Written instruction: Find the lines that contain the word "交圆于点" and copy each one.

[Items from a data source]
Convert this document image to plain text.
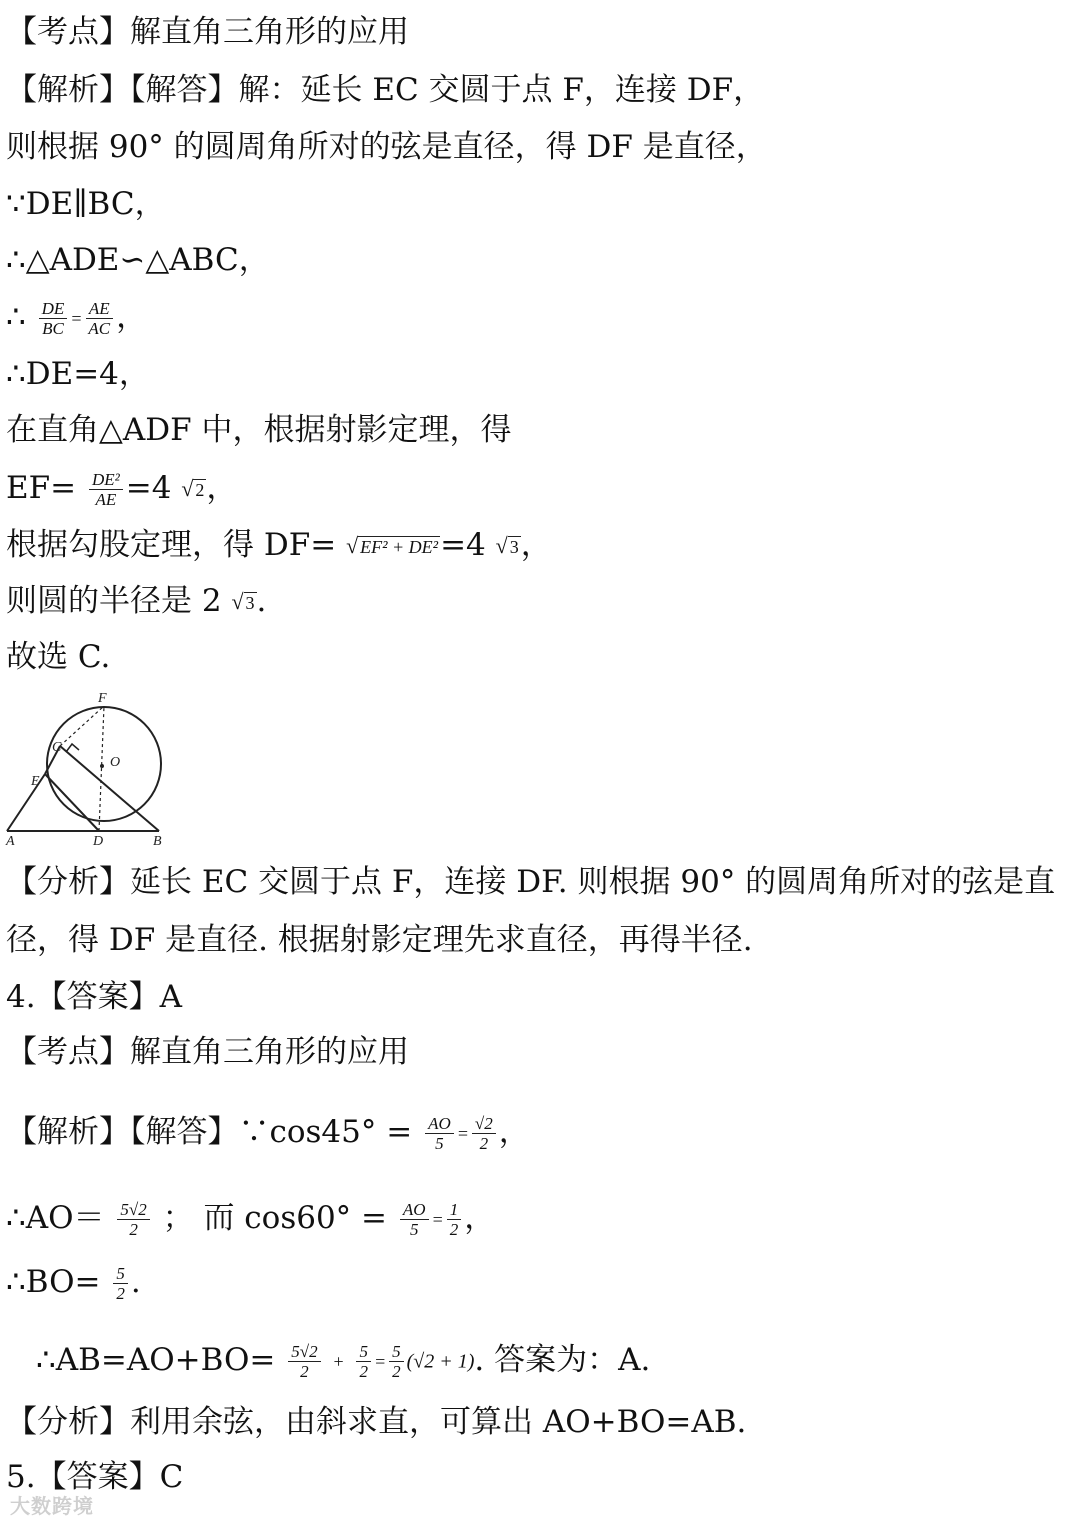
【考点】解直角三角形的应用
【解析】【解答】解：延长 EC 交圆于点 F，连接 DF，
则根据 90° 的圆周角所对的弦是直径，得 DF 是直径，
∵DE∥BC，
∴△ADE∽△ABC，
∴ $\frac{DE}{BC} = \frac{AE}{AC}$ ，
∴DE=4，
在直角△ADF 中，根据射影定理，得
$EF= \frac{\text{DE²}}{AE} =4$ √ 2，
根据勾股定理，得 DF= √ EF² + DE²=4 √ 3，
则圆的半径是 2 √ 3.
故选 C.
F
C
O
E
A	D	B
【分析】延长 EC 交圆于点 F，连接 DF. 则根据 90° 的圆周角所对的弦是直
径，得 DF 是直径. 根据射影定理先求直径，再得半径.
4.【答案】A
【考点】解直角三角形的应用
【解析】【解答】∵cos45° = $\frac{AO}{5} = \frac{√2}{2}$ ，
∴AO＝ $\frac{5√2}{2}$ ； 而 $\cos 60^\circ = \frac{AO}{5} = \frac{1}{2}$ ，
∴BO= $\frac{5}{2}$ .
∴AB=AO+BO= $\frac{5√2}{2} + \frac{5}{2} = \frac{5}{2} (√2 + 1)$. 答案为：A.
【分析】利用余弦，由斜求直，可算出 AO+BO=AB.
5.【答案】C
大数跨境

Result for this exercise:
【解析】【解答】解：延长 EC 交圆于点 F，连接 DF，
【分析】延长 EC 交圆于点 F，连接 DF. 则根据 90° 的圆周角所对的弦是直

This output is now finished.